• **REQUIRED TASK**: From the listing that follows, output everything exactly except the pictures.

• **ENTRIES SUPPLIED**:
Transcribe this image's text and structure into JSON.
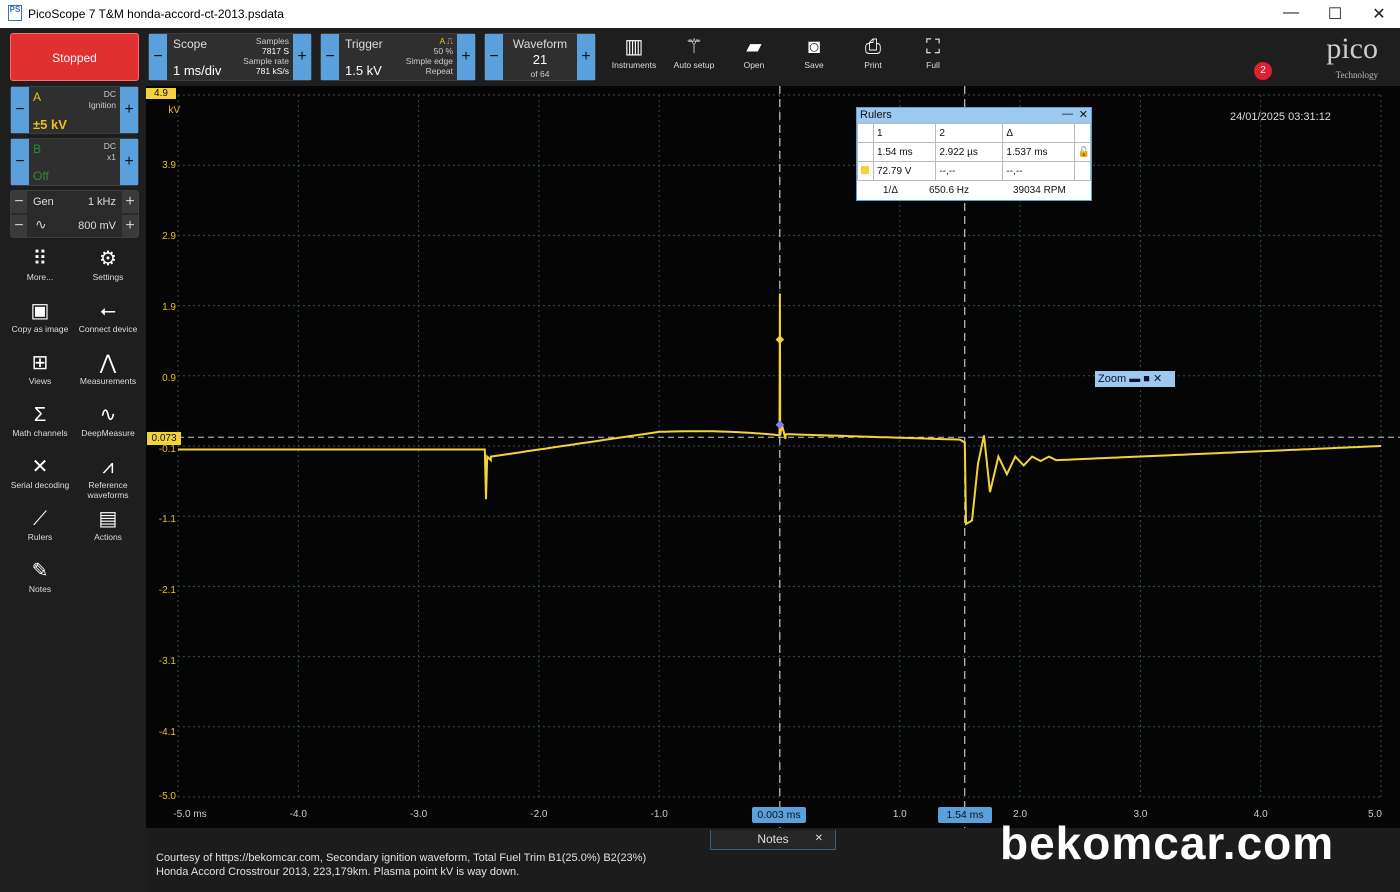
{
  "window": {
    "title": "PicoScope 7 T&M honda-accord-ct-2013.psdata"
  },
  "toolbar": {
    "stopped": "Stopped",
    "scope": {
      "label": "Scope",
      "value": "1 ms/div",
      "samples_label": "Samples",
      "samples": "7817 S",
      "rate_label": "Sample rate",
      "rate": "781 kS/s"
    },
    "trigger": {
      "label": "Trigger",
      "value": "1.5 kV",
      "channel": "A",
      "percent": "50 %",
      "type": "Simple edge",
      "mode": "Repeat"
    },
    "waveform": {
      "label": "Waveform",
      "value": "21",
      "of": "of 64"
    },
    "buttons": [
      "Instruments",
      "Auto setup",
      "Open",
      "Save",
      "Print",
      "Full"
    ],
    "logo": "pico",
    "logo_sub": "Technology",
    "badge": "2"
  },
  "channels": {
    "a": {
      "letter": "A",
      "coupling": "DC",
      "probe": "Ignition",
      "range": "±5 kV"
    },
    "b": {
      "letter": "B",
      "coupling": "DC",
      "probe": "x1",
      "range": "Off"
    },
    "gen": {
      "label": "Gen",
      "freq": "1 kHz",
      "amp": "800 mV"
    }
  },
  "sidebar": [
    {
      "label": "More...",
      "icon": "grid-icon",
      "glyph": "⠿"
    },
    {
      "label": "Settings",
      "icon": "gear-icon",
      "glyph": "⚙"
    },
    {
      "label": "Copy as image",
      "icon": "image-icon",
      "glyph": "▣"
    },
    {
      "label": "Connect device",
      "icon": "usb-icon",
      "glyph": "⭠"
    },
    {
      "label": "Views",
      "icon": "views-icon",
      "glyph": "⊞"
    },
    {
      "label": "Measurements",
      "icon": "compass-icon",
      "glyph": "⋀"
    },
    {
      "label": "Math channels",
      "icon": "sigma-icon",
      "glyph": "Σ"
    },
    {
      "label": "DeepMeasure",
      "icon": "wave-icon",
      "glyph": "∿"
    },
    {
      "label": "Serial decoding",
      "icon": "serial-icon",
      "glyph": "✕"
    },
    {
      "label": "Reference waveforms",
      "icon": "reference-icon",
      "glyph": "⩘"
    },
    {
      "label": "Rulers",
      "icon": "ruler-icon",
      "glyph": "⟋"
    },
    {
      "label": "Actions",
      "icon": "clapper-icon",
      "glyph": "▤"
    },
    {
      "label": "Notes",
      "icon": "notes-icon",
      "glyph": "✎"
    }
  ],
  "plot": {
    "timestamp": "24/01/2025 03:31:12",
    "unit": "kV",
    "top_value": "4.9",
    "trigger_level": "0.073",
    "y_ticks": [
      "3.9",
      "2.9",
      "1.9",
      "0.9",
      "-0.1",
      "-1.1",
      "-2.1",
      "-3.1",
      "-4.1",
      "-5.0"
    ],
    "x_ticks": [
      "-5.0 ms",
      "-4.0",
      "-3.0",
      "-2.0",
      "-1.0",
      "1.0",
      "2.0",
      "3.0",
      "4.0",
      "5.0"
    ],
    "ruler1": "0.003 ms",
    "ruler2": "1.54 ms",
    "colors": {
      "trace": "#f2d33a",
      "grid": "#2e4f57",
      "ruler": "#5aa0dc"
    }
  },
  "rulers_panel": {
    "title": "Rulers",
    "headers": [
      "1",
      "2",
      "Δ"
    ],
    "time_row": [
      "1.54 ms",
      "2.922 µs",
      "1.537 ms"
    ],
    "volt_row": [
      "72.79 V",
      "--,--",
      "--,--"
    ],
    "freq_label": "1/Δ",
    "freq": "650.6 Hz",
    "rpm": "39034 RPM"
  },
  "zoom": {
    "label": "Zoom"
  },
  "notes": {
    "tab": "Notes",
    "line1": "Courtesy of https://bekomcar.com, Secondary ignition waveform, Total Fuel Trim B1(25.0%) B2(23%)",
    "line2": "Honda Accord Crosstrour 2013, 223,179km. Plasma point kV is way down."
  },
  "watermark": "bekomcar.com"
}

• **EXERCISE RESULT**:
Transcribe this image's text and structure into JSON.
{
  "window": {
    "title": "PicoScope 7 T&M honda-accord-ct-2013.psdata"
  },
  "toolbar": {
    "stopped": "Stopped",
    "scope": {
      "label": "Scope",
      "value": "1 ms/div",
      "samples_label": "Samples",
      "samples": "7817 S",
      "rate_label": "Sample rate",
      "rate": "781 kS/s"
    },
    "trigger": {
      "label": "Trigger",
      "value": "1.5 kV",
      "channel": "A",
      "percent": "50 %",
      "type": "Simple edge",
      "mode": "Repeat"
    },
    "waveform": {
      "label": "Waveform",
      "value": "21",
      "of": "of 64"
    },
    "buttons": [
      "Instruments",
      "Auto setup",
      "Open",
      "Save",
      "Print",
      "Full"
    ],
    "logo": "pico",
    "logo_sub": "Technology",
    "badge": "2"
  },
  "channels": {
    "a": {
      "letter": "A",
      "coupling": "DC",
      "probe": "Ignition",
      "range": "±5 kV"
    },
    "b": {
      "letter": "B",
      "coupling": "DC",
      "probe": "x1",
      "range": "Off"
    },
    "gen": {
      "label": "Gen",
      "freq": "1 kHz",
      "amp": "800 mV"
    }
  },
  "sidebar": [
    {
      "label": "More...",
      "icon": "grid-icon",
      "glyph": "⠿"
    },
    {
      "label": "Settings",
      "icon": "gear-icon",
      "glyph": "⚙"
    },
    {
      "label": "Copy as image",
      "icon": "image-icon",
      "glyph": "▣"
    },
    {
      "label": "Connect device",
      "icon": "usb-icon",
      "glyph": "⭠"
    },
    {
      "label": "Views",
      "icon": "views-icon",
      "glyph": "⊞"
    },
    {
      "label": "Measurements",
      "icon": "compass-icon",
      "glyph": "⋀"
    },
    {
      "label": "Math channels",
      "icon": "sigma-icon",
      "glyph": "Σ"
    },
    {
      "label": "DeepMeasure",
      "icon": "wave-icon",
      "glyph": "∿"
    },
    {
      "label": "Serial decoding",
      "icon": "serial-icon",
      "glyph": "✕"
    },
    {
      "label": "Reference waveforms",
      "icon": "reference-icon",
      "glyph": "⩘"
    },
    {
      "label": "Rulers",
      "icon": "ruler-icon",
      "glyph": "⟋"
    },
    {
      "label": "Actions",
      "icon": "clapper-icon",
      "glyph": "▤"
    },
    {
      "label": "Notes",
      "icon": "notes-icon",
      "glyph": "✎"
    }
  ],
  "plot": {
    "timestamp": "24/01/2025 03:31:12",
    "unit": "kV",
    "top_value": "4.9",
    "trigger_level": "0.073",
    "y_ticks": [
      "3.9",
      "2.9",
      "1.9",
      "0.9",
      "-0.1",
      "-1.1",
      "-2.1",
      "-3.1",
      "-4.1",
      "-5.0"
    ],
    "x_ticks": [
      "-5.0 ms",
      "-4.0",
      "-3.0",
      "-2.0",
      "-1.0",
      "1.0",
      "2.0",
      "3.0",
      "4.0",
      "5.0"
    ],
    "ruler1": "0.003 ms",
    "ruler2": "1.54 ms",
    "colors": {
      "trace": "#f2d33a",
      "grid": "#2e4f57",
      "ruler": "#5aa0dc"
    }
  },
  "rulers_panel": {
    "title": "Rulers",
    "headers": [
      "1",
      "2",
      "Δ"
    ],
    "time_row": [
      "1.54 ms",
      "2.922 µs",
      "1.537 ms"
    ],
    "volt_row": [
      "72.79 V",
      "--,--",
      "--,--"
    ],
    "freq_label": "1/Δ",
    "freq": "650.6 Hz",
    "rpm": "39034 RPM"
  },
  "zoom": {
    "label": "Zoom"
  },
  "notes": {
    "tab": "Notes",
    "line1": "Courtesy of https://bekomcar.com, Secondary ignition waveform, Total Fuel Trim B1(25.0%) B2(23%)",
    "line2": "Honda Accord Crosstrour 2013, 223,179km. Plasma point kV is way down."
  },
  "watermark": "bekomcar.com"
}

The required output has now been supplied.